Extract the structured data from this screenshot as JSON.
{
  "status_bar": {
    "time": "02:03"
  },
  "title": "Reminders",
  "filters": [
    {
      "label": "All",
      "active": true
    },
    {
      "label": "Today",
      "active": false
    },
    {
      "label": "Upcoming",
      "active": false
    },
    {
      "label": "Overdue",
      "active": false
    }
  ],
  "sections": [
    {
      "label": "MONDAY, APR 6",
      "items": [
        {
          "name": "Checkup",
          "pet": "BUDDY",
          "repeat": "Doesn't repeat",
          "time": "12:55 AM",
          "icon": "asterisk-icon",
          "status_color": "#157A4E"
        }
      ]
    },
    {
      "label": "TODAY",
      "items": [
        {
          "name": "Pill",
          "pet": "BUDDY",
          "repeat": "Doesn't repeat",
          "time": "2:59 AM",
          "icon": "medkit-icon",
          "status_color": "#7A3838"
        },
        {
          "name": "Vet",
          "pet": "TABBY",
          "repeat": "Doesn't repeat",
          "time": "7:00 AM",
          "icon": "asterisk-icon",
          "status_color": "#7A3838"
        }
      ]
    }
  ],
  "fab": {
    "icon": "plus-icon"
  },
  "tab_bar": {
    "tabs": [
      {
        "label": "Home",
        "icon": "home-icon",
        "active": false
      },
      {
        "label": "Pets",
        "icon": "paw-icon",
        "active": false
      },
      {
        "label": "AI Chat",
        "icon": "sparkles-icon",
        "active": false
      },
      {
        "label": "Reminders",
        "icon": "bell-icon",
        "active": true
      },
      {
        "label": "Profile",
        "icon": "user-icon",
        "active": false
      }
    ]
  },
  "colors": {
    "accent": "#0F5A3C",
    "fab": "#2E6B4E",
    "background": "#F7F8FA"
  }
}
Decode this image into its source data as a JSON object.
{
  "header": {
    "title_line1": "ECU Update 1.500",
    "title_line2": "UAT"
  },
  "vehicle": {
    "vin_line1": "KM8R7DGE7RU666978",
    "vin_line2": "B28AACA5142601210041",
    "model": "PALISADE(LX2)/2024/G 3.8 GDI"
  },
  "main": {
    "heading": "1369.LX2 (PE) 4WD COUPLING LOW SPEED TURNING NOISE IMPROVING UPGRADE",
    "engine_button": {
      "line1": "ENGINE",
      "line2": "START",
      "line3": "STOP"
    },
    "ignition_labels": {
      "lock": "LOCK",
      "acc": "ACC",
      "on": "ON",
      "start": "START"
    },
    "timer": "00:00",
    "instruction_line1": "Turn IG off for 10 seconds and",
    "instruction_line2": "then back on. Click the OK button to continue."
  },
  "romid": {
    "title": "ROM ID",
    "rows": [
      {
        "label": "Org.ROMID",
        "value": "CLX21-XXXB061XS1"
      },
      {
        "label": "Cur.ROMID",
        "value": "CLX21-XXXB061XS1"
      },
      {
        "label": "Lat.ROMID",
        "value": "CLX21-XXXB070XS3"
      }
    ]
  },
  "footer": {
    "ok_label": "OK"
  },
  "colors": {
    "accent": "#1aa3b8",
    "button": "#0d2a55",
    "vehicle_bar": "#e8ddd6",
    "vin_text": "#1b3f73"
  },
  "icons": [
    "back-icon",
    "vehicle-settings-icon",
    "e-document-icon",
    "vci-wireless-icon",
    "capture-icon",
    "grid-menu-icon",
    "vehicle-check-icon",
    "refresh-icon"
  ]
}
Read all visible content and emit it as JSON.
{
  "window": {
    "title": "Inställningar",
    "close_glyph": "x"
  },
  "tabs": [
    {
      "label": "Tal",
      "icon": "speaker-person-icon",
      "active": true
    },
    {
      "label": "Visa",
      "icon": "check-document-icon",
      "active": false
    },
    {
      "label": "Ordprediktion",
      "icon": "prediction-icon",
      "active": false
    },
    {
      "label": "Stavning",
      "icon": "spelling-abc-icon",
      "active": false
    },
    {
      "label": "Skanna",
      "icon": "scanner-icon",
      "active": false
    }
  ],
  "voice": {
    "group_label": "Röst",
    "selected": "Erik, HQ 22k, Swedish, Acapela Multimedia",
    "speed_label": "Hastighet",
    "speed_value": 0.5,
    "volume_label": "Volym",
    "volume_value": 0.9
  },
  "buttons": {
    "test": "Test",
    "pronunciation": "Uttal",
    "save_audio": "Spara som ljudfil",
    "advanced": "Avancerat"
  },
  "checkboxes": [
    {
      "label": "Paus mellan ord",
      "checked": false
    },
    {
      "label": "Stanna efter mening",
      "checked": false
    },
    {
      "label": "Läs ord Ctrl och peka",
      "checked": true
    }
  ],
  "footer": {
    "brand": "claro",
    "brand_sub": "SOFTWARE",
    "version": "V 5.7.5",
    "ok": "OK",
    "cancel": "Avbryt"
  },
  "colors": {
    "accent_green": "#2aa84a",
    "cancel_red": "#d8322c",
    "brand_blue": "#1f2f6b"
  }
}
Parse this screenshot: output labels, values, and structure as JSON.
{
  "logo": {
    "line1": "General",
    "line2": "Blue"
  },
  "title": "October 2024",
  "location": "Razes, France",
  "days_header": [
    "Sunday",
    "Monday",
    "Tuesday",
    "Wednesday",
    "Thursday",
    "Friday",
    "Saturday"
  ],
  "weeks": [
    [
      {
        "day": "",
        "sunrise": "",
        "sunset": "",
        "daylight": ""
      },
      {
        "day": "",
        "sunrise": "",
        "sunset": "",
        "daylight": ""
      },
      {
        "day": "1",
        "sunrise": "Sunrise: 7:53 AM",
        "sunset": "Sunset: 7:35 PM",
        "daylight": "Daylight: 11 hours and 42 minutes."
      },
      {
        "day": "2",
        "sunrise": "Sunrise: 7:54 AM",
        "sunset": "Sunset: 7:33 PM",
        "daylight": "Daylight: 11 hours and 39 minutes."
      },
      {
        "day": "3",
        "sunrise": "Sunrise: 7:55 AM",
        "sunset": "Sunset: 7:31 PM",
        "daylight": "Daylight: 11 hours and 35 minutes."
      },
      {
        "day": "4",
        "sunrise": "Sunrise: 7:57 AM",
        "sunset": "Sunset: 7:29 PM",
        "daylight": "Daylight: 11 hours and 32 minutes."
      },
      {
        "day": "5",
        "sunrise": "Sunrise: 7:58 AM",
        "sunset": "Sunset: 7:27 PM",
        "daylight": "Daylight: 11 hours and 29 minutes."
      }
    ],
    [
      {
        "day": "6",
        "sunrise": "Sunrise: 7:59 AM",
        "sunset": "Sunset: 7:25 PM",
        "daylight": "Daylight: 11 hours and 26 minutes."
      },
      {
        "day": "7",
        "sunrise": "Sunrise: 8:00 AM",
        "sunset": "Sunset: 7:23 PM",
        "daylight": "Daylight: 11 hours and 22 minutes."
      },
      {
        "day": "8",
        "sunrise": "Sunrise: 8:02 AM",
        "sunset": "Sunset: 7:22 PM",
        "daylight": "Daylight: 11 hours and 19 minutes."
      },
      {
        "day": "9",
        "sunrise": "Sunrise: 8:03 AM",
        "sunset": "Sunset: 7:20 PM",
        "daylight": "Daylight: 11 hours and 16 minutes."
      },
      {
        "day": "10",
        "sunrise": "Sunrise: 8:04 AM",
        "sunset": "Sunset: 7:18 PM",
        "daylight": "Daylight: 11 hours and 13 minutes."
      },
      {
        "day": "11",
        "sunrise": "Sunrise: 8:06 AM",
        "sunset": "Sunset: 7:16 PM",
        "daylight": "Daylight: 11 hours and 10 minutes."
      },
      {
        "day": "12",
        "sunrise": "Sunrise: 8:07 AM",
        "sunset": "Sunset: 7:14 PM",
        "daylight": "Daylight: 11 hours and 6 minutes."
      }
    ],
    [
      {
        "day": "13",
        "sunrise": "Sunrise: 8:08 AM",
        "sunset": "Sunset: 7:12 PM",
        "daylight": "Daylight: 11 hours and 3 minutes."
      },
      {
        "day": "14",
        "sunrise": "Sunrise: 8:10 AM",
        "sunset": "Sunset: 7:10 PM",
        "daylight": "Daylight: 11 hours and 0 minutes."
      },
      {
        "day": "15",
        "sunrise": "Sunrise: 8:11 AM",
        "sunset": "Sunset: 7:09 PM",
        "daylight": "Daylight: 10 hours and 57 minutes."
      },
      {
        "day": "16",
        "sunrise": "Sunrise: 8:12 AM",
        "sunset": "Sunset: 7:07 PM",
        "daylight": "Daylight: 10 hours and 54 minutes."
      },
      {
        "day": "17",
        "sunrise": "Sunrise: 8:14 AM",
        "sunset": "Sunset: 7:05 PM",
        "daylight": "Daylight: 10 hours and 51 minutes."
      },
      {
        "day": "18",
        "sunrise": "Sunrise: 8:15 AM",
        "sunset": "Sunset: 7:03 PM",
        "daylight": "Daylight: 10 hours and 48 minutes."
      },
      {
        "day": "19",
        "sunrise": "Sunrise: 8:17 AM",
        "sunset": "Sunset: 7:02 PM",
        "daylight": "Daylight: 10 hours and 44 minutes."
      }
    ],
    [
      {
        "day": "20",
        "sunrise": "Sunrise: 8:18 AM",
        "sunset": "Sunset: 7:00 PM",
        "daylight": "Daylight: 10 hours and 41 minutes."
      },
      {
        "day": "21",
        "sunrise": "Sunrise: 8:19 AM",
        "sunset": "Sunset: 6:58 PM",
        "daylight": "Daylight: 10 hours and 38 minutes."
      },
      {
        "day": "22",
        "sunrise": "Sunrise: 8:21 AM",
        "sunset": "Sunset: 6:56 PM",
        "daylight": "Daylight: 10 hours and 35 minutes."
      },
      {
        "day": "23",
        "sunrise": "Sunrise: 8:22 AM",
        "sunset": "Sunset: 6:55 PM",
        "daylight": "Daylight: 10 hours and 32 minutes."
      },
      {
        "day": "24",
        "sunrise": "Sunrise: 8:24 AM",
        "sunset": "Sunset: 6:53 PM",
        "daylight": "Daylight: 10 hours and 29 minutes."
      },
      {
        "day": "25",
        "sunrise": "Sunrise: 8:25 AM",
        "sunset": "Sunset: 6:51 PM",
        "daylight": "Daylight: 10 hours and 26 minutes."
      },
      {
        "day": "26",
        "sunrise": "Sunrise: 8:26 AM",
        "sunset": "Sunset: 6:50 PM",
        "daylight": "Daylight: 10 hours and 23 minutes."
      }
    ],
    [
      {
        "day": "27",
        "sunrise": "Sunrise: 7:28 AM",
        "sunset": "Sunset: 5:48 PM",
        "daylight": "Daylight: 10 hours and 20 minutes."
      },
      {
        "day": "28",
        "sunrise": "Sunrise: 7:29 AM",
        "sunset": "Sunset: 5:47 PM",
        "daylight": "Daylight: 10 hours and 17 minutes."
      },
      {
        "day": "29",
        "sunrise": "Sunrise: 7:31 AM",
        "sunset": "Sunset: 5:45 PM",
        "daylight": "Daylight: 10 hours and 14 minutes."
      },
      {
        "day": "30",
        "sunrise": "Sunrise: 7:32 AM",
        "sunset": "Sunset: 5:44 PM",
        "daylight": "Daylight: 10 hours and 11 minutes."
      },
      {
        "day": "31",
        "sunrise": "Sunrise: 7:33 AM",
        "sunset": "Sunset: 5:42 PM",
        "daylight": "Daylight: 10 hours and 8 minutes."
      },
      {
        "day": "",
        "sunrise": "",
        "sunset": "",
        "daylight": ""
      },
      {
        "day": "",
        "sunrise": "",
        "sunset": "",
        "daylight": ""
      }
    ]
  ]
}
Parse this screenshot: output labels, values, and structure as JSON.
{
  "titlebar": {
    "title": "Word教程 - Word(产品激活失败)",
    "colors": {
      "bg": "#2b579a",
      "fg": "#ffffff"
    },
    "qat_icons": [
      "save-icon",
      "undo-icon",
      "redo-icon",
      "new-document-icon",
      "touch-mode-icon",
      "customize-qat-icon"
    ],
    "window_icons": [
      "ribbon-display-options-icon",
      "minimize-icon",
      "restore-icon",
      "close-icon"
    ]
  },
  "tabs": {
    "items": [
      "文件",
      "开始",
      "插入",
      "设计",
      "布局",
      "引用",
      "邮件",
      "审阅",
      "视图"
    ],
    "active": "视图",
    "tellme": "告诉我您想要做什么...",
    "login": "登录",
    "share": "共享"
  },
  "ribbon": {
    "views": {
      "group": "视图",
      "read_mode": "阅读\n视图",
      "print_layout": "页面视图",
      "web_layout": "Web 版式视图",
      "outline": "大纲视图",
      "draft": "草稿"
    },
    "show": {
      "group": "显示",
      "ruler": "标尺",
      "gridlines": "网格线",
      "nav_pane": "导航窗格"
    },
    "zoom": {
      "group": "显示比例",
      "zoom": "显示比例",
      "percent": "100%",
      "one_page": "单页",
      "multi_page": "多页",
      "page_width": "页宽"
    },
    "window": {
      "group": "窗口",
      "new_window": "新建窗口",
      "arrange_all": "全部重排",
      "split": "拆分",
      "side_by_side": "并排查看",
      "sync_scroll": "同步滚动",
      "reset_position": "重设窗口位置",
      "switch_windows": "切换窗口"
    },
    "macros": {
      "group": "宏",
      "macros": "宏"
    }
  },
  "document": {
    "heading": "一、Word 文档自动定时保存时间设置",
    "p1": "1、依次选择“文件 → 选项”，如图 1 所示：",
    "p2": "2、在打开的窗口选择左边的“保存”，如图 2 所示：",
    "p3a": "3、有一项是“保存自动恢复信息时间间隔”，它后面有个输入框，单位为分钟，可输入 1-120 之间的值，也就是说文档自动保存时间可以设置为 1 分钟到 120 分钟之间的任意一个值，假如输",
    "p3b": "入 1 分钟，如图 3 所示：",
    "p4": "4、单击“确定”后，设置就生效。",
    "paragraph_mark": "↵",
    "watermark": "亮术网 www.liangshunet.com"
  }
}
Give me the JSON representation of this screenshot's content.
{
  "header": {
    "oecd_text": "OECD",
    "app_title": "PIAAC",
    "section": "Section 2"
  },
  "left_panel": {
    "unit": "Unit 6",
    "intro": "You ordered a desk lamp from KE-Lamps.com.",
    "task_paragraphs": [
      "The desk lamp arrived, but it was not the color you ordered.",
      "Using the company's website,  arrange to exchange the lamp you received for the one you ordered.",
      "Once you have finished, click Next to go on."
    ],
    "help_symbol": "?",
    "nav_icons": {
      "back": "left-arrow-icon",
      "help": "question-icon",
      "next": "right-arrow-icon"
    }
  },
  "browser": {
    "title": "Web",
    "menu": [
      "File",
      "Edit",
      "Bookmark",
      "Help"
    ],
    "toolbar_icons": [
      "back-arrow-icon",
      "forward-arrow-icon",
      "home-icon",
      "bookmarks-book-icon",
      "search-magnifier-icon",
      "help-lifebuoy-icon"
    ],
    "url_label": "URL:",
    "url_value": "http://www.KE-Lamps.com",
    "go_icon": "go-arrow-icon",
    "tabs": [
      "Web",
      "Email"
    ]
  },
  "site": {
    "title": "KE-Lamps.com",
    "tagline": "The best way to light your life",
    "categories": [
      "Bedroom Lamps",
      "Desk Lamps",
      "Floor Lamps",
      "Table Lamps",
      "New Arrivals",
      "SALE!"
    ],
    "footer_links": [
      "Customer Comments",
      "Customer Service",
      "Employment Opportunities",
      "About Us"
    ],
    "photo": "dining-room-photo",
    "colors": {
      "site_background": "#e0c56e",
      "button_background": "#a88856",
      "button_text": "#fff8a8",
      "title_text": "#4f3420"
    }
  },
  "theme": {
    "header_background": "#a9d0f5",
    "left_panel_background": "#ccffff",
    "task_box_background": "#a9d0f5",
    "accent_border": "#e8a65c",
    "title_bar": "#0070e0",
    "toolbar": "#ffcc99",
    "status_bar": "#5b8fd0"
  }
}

————

◆ Work required
Find every line in the records that contains the word "data"; copy those lines.

◆ Output below
Extract the structured data from this screenshot as JSON.
Decode this image into its source data as a JSON object.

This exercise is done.